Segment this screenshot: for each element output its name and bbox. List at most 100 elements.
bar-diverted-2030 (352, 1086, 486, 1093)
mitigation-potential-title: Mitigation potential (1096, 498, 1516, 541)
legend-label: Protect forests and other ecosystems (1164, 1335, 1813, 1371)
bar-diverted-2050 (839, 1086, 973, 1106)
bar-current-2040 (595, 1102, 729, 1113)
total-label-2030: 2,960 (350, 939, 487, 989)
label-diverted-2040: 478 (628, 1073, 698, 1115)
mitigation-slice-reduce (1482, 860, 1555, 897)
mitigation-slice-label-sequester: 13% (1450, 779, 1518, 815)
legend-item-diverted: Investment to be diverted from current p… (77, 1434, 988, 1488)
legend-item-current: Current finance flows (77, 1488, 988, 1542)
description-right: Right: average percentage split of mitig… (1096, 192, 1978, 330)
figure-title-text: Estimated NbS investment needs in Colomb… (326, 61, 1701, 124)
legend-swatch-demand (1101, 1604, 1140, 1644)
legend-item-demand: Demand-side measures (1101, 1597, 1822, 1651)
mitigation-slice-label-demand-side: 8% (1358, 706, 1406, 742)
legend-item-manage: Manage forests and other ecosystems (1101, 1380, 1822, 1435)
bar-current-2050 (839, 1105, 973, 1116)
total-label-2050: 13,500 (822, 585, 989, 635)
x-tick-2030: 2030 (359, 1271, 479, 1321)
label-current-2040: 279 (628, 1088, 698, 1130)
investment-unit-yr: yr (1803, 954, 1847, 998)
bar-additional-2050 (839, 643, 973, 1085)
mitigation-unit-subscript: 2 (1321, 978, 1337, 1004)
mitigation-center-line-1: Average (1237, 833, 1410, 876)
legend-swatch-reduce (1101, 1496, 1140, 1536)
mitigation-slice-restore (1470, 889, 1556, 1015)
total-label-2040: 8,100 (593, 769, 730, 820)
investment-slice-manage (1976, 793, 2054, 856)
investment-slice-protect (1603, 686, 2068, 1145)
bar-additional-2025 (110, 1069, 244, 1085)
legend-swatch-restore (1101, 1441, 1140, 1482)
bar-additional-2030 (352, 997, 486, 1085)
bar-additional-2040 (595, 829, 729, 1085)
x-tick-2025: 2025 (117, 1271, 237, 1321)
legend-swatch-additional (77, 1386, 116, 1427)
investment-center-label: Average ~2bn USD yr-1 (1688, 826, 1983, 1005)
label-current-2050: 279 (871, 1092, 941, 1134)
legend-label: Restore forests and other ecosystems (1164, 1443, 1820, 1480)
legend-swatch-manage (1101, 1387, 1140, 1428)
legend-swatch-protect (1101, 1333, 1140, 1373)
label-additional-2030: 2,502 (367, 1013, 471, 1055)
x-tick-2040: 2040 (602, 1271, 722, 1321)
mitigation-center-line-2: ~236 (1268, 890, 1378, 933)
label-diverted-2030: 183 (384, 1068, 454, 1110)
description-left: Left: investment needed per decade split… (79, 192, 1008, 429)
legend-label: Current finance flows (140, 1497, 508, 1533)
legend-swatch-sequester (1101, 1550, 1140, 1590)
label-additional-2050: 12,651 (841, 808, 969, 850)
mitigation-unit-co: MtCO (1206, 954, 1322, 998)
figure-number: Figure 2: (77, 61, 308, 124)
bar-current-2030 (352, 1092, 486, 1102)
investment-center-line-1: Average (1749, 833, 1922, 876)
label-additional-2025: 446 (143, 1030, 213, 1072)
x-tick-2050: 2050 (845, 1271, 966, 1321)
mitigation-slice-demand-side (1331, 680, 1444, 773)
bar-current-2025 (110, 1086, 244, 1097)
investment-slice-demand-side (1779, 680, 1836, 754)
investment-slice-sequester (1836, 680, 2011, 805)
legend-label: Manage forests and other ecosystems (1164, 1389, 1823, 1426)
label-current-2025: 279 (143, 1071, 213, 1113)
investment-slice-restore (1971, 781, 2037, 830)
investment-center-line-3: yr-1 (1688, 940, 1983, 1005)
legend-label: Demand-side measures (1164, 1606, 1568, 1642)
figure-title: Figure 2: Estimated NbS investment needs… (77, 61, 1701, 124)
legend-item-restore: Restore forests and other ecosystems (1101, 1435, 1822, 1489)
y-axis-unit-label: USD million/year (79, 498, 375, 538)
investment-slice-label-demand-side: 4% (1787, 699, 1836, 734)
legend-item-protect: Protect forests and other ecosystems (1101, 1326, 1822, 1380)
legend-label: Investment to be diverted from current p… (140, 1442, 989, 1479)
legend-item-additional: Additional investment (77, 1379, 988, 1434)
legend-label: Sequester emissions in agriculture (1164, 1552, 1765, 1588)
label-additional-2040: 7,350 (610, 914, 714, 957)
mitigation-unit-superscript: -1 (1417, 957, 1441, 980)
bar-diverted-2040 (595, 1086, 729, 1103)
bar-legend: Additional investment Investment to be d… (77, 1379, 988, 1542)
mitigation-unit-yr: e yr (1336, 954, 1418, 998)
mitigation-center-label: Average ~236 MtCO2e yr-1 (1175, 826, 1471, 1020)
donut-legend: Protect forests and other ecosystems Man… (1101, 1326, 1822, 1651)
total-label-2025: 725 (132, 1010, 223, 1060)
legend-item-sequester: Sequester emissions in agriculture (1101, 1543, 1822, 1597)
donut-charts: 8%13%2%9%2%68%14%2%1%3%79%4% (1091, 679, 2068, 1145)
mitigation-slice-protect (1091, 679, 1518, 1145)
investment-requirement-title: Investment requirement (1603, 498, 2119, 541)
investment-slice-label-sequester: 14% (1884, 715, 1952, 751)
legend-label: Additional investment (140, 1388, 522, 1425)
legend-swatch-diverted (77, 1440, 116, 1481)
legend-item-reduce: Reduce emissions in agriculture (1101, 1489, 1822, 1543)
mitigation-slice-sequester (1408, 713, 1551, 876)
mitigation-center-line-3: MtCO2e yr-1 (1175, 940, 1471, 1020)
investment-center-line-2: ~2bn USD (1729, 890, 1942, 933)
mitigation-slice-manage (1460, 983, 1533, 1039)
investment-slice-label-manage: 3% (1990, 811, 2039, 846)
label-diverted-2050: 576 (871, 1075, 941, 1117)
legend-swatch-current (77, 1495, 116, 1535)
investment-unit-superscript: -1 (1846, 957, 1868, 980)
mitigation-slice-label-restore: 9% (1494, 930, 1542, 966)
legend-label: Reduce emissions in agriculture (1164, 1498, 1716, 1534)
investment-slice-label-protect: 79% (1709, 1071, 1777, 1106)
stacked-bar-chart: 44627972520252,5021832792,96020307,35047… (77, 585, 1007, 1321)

§ DIRECTION:
How many lines of the records above contain the string "tick"? Reply with the number alone.

§ EXERCISE OUTPUT:
4